*Exercise requirements*: Images appear in the records below; leave them out and repeat everything else exactly.

+++ Given information

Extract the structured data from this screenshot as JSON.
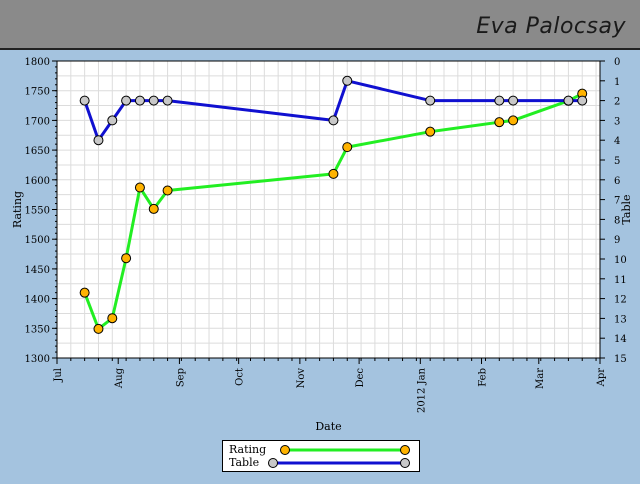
{
  "header": {
    "name": "Eva Palocsay",
    "bg": "#8a8a8a"
  },
  "chart_data": {
    "type": "line",
    "xlabel": "Date",
    "ylabel_left": "Rating",
    "ylabel_right": "Table",
    "x_ticks": [
      "Jul",
      "Aug",
      "Sep",
      "Oct",
      "Nov",
      "Dec",
      "2012 Jan",
      "Feb",
      "Mar",
      "Apr"
    ],
    "ylim_left": [
      1300,
      1800
    ],
    "ylim_right": [
      15,
      0
    ],
    "y_ticks_left": [
      1300,
      1350,
      1400,
      1450,
      1500,
      1550,
      1600,
      1650,
      1700,
      1750,
      1800
    ],
    "y_ticks_right": [
      0,
      1,
      2,
      3,
      4,
      5,
      6,
      7,
      8,
      9,
      10,
      11,
      12,
      13,
      14,
      15
    ],
    "grid": true,
    "legend_position": "bottom",
    "series": [
      {
        "name": "Rating",
        "axis": "left",
        "color": "#22ee22",
        "marker_color": "#ffb300",
        "points": [
          {
            "x": "2011-07-15",
            "y": 1410
          },
          {
            "x": "2011-07-22",
            "y": 1349
          },
          {
            "x": "2011-07-29",
            "y": 1367
          },
          {
            "x": "2011-08-05",
            "y": 1468
          },
          {
            "x": "2011-08-12",
            "y": 1587
          },
          {
            "x": "2011-08-19",
            "y": 1551
          },
          {
            "x": "2011-08-26",
            "y": 1582
          },
          {
            "x": "2011-11-18",
            "y": 1610
          },
          {
            "x": "2011-11-25",
            "y": 1655
          },
          {
            "x": "2012-01-06",
            "y": 1681
          },
          {
            "x": "2012-02-10",
            "y": 1697
          },
          {
            "x": "2012-02-17",
            "y": 1700
          },
          {
            "x": "2012-03-16",
            "y": 1733
          },
          {
            "x": "2012-03-23",
            "y": 1745
          }
        ]
      },
      {
        "name": "Table",
        "axis": "right",
        "color": "#1010d0",
        "marker_color": "#c8c8c8",
        "points": [
          {
            "x": "2011-07-15",
            "y": 2
          },
          {
            "x": "2011-07-22",
            "y": 4
          },
          {
            "x": "2011-07-29",
            "y": 3
          },
          {
            "x": "2011-08-05",
            "y": 2
          },
          {
            "x": "2011-08-12",
            "y": 2
          },
          {
            "x": "2011-08-19",
            "y": 2
          },
          {
            "x": "2011-08-26",
            "y": 2
          },
          {
            "x": "2011-11-18",
            "y": 3
          },
          {
            "x": "2011-11-25",
            "y": 1
          },
          {
            "x": "2012-01-06",
            "y": 2
          },
          {
            "x": "2012-02-10",
            "y": 2
          },
          {
            "x": "2012-02-17",
            "y": 2
          },
          {
            "x": "2012-03-16",
            "y": 2
          },
          {
            "x": "2012-03-23",
            "y": 2
          }
        ]
      }
    ]
  }
}
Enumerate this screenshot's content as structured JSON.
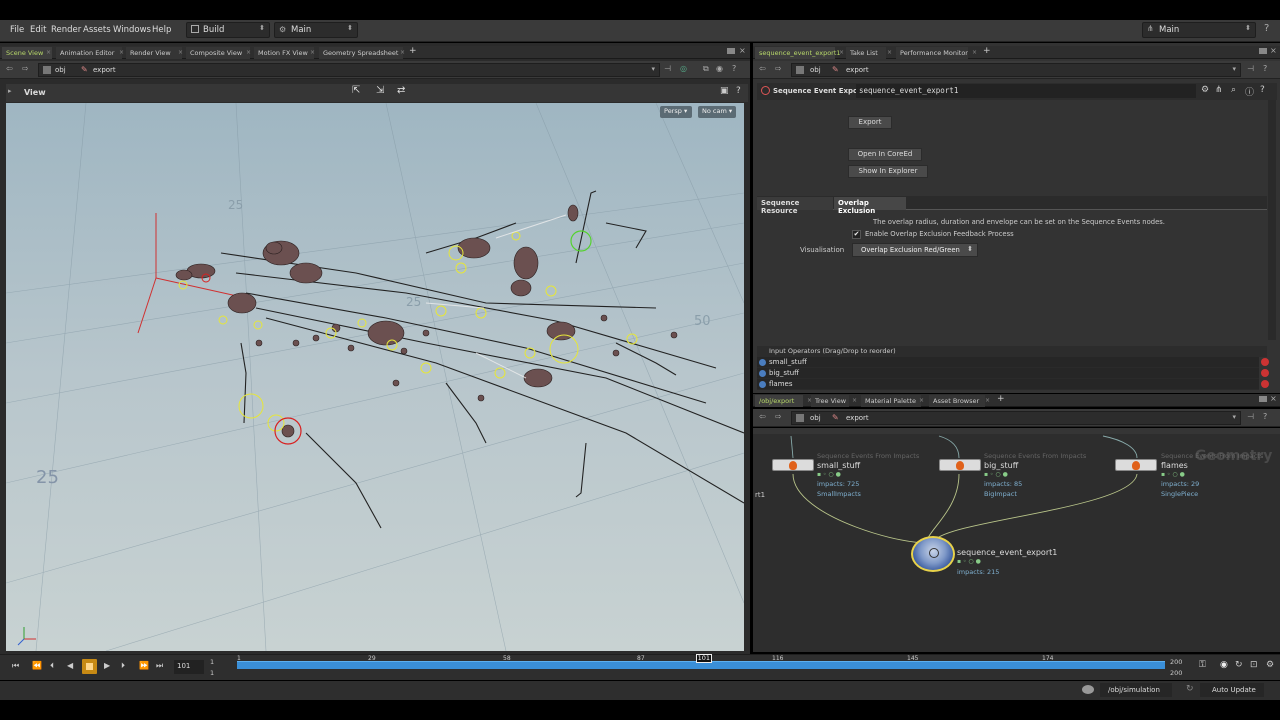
{
  "menu": {
    "items": [
      "File",
      "Edit",
      "Render",
      "Assets",
      "Windows",
      "Help"
    ],
    "desktop": "Build",
    "main_left": "Main",
    "main_right": "Main"
  },
  "left_tabs": [
    "Scene View",
    "Animation Editor",
    "Render View",
    "Composite View",
    "Motion FX View",
    "Geometry Spreadsheet"
  ],
  "right_tabs": [
    "sequence_event_export1",
    "Take List",
    "Performance Monitor"
  ],
  "network_tabs": [
    "/obj/export",
    "Tree View",
    "Material Palette",
    "Asset Browser"
  ],
  "path": {
    "root": "obj",
    "node": "export"
  },
  "viewport": {
    "title": "View",
    "persp": "Persp",
    "cam": "No cam",
    "grid_labels": [
      "25",
      "50",
      "25",
      "25"
    ]
  },
  "params": {
    "type_label": "Sequence Event Export",
    "node_name": "sequence_event_export1",
    "export_btn": "Export",
    "open_btn": "Open In CoreEd",
    "show_btn": "Show In Explorer",
    "tabs": [
      "Sequence Resource",
      "Overlap Exclusion"
    ],
    "info": "The overlap radius, duration and envelope can be set on the Sequence Events nodes.",
    "checkbox_label": "Enable Overlap Exclusion Feedback Process",
    "checkbox_checked": true,
    "vis_label": "Visualisation",
    "vis_value": "Overlap Exclusion Red/Green",
    "list_header": "Input Operators (Drag/Drop to reorder)",
    "inputs": [
      "small_stuff",
      "big_stuff",
      "flames"
    ]
  },
  "network": {
    "watermark": "Geometry",
    "edge_label": "rt1",
    "nodes": [
      {
        "type": "Sequence Events From Impacts",
        "name": "small_stuff",
        "impacts": "impacts: 725",
        "sub": "SmallImpacts"
      },
      {
        "type": "Sequence Events From Impacts",
        "name": "big_stuff",
        "impacts": "impacts: 85",
        "sub": "BigImpact"
      },
      {
        "type": "Sequence Events From Impacts",
        "name": "flames",
        "impacts": "impacts: 29",
        "sub": "SinglePiece"
      }
    ],
    "output": {
      "name": "sequence_event_export1",
      "impacts": "impacts: 215"
    }
  },
  "timeline": {
    "frame": "101",
    "start_top": "1",
    "start_bot": "1",
    "ticks": [
      "1",
      "29",
      "58",
      "87",
      "101",
      "116",
      "145",
      "174"
    ],
    "end_top": "200",
    "end_bot": "200",
    "current_marker": "101",
    "current_fraction": 0.503
  },
  "status": {
    "path": "/obj/simulation",
    "update": "Auto Update"
  },
  "colors": {
    "accent": "#b8d86a",
    "timeline": "#3a8fd8",
    "viewport_top": "#9fb6c2",
    "viewport_bottom": "#c8d2d2"
  }
}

++++++

*Full response*:
Extract the structured data from this screenshot as JSON.
{
  "header": {
    "name": "Eva Palocsay",
    "bg": "#8a8a8a"
  },
  "chart_data": {
    "type": "line",
    "xlabel": "Date",
    "ylabel_left": "Rating",
    "ylabel_right": "Table",
    "x_ticks": [
      "Jul",
      "Aug",
      "Sep",
      "Oct",
      "Nov",
      "Dec",
      "2012 Jan",
      "Feb",
      "Mar",
      "Apr"
    ],
    "ylim_left": [
      1300,
      1800
    ],
    "ylim_right": [
      15,
      0
    ],
    "y_ticks_left": [
      1300,
      1350,
      1400,
      1450,
      1500,
      1550,
      1600,
      1650,
      1700,
      1750,
      1800
    ],
    "y_ticks_right": [
      0,
      1,
      2,
      3,
      4,
      5,
      6,
      7,
      8,
      9,
      10,
      11,
      12,
      13,
      14,
      15
    ],
    "grid": true,
    "legend_position": "bottom",
    "series": [
      {
        "name": "Rating",
        "axis": "left",
        "color": "#22ee22",
        "marker_color": "#ffb300",
        "points": [
          {
            "x": "2011-07-15",
            "y": 1410
          },
          {
            "x": "2011-07-22",
            "y": 1349
          },
          {
            "x": "2011-07-29",
            "y": 1367
          },
          {
            "x": "2011-08-05",
            "y": 1468
          },
          {
            "x": "2011-08-12",
            "y": 1587
          },
          {
            "x": "2011-08-19",
            "y": 1551
          },
          {
            "x": "2011-08-26",
            "y": 1582
          },
          {
            "x": "2011-11-18",
            "y": 1610
          },
          {
            "x": "2011-11-25",
            "y": 1655
          },
          {
            "x": "2012-01-06",
            "y": 1681
          },
          {
            "x": "2012-02-10",
            "y": 1697
          },
          {
            "x": "2012-02-17",
            "y": 1700
          },
          {
            "x": "2012-03-16",
            "y": 1733
          },
          {
            "x": "2012-03-23",
            "y": 1745
          }
        ]
      },
      {
        "name": "Table",
        "axis": "right",
        "color": "#1010d0",
        "marker_color": "#c8c8c8",
        "points": [
          {
            "x": "2011-07-15",
            "y": 2
          },
          {
            "x": "2011-07-22",
            "y": 4
          },
          {
            "x": "2011-07-29",
            "y": 3
          },
          {
            "x": "2011-08-05",
            "y": 2
          },
          {
            "x": "2011-08-12",
            "y": 2
          },
          {
            "x": "2011-08-19",
            "y": 2
          },
          {
            "x": "2011-08-26",
            "y": 2
          },
          {
            "x": "2011-11-18",
            "y": 3
          },
          {
            "x": "2011-11-25",
            "y": 1
          },
          {
            "x": "2012-01-06",
            "y": 2
          },
          {
            "x": "2012-02-10",
            "y": 2
          },
          {
            "x": "2012-02-17",
            "y": 2
          },
          {
            "x": "2012-03-16",
            "y": 2
          },
          {
            "x": "2012-03-23",
            "y": 2
          }
        ]
      }
    ]
  }
}
Enumerate this screenshot's content as structured JSON.
{
  "menu": {
    "items": [
      "File",
      "Edit",
      "Render",
      "Assets",
      "Windows",
      "Help"
    ],
    "desktop": "Build",
    "main_left": "Main",
    "main_right": "Main"
  },
  "left_tabs": [
    "Scene View",
    "Animation Editor",
    "Render View",
    "Composite View",
    "Motion FX View",
    "Geometry Spreadsheet"
  ],
  "right_tabs": [
    "sequence_event_export1",
    "Take List",
    "Performance Monitor"
  ],
  "network_tabs": [
    "/obj/export",
    "Tree View",
    "Material Palette",
    "Asset Browser"
  ],
  "path": {
    "root": "obj",
    "node": "export"
  },
  "viewport": {
    "title": "View",
    "persp": "Persp",
    "cam": "No cam",
    "grid_labels": [
      "25",
      "50",
      "25",
      "25"
    ]
  },
  "params": {
    "type_label": "Sequence Event Export",
    "node_name": "sequence_event_export1",
    "export_btn": "Export",
    "open_btn": "Open In CoreEd",
    "show_btn": "Show In Explorer",
    "tabs": [
      "Sequence Resource",
      "Overlap Exclusion"
    ],
    "info": "The overlap radius, duration and envelope can be set on the Sequence Events nodes.",
    "checkbox_label": "Enable Overlap Exclusion Feedback Process",
    "checkbox_checked": true,
    "vis_label": "Visualisation",
    "vis_value": "Overlap Exclusion Red/Green",
    "list_header": "Input Operators (Drag/Drop to reorder)",
    "inputs": [
      "small_stuff",
      "big_stuff",
      "flames"
    ]
  },
  "network": {
    "watermark": "Geometry",
    "edge_label": "rt1",
    "nodes": [
      {
        "type": "Sequence Events From Impacts",
        "name": "small_stuff",
        "impacts": "impacts: 725",
        "sub": "SmallImpacts"
      },
      {
        "type": "Sequence Events From Impacts",
        "name": "big_stuff",
        "impacts": "impacts: 85",
        "sub": "BigImpact"
      },
      {
        "type": "Sequence Events From Impacts",
        "name": "flames",
        "impacts": "impacts: 29",
        "sub": "SinglePiece"
      }
    ],
    "output": {
      "name": "sequence_event_export1",
      "impacts": "impacts: 215"
    }
  },
  "timeline": {
    "frame": "101",
    "start_top": "1",
    "start_bot": "1",
    "ticks": [
      "1",
      "29",
      "58",
      "87",
      "101",
      "116",
      "145",
      "174"
    ],
    "end_top": "200",
    "end_bot": "200",
    "current_marker": "101",
    "current_fraction": 0.503
  },
  "status": {
    "path": "/obj/simulation",
    "update": "Auto Update"
  },
  "colors": {
    "accent": "#b8d86a",
    "timeline": "#3a8fd8",
    "viewport_top": "#9fb6c2",
    "viewport_bottom": "#c8d2d2"
  }
}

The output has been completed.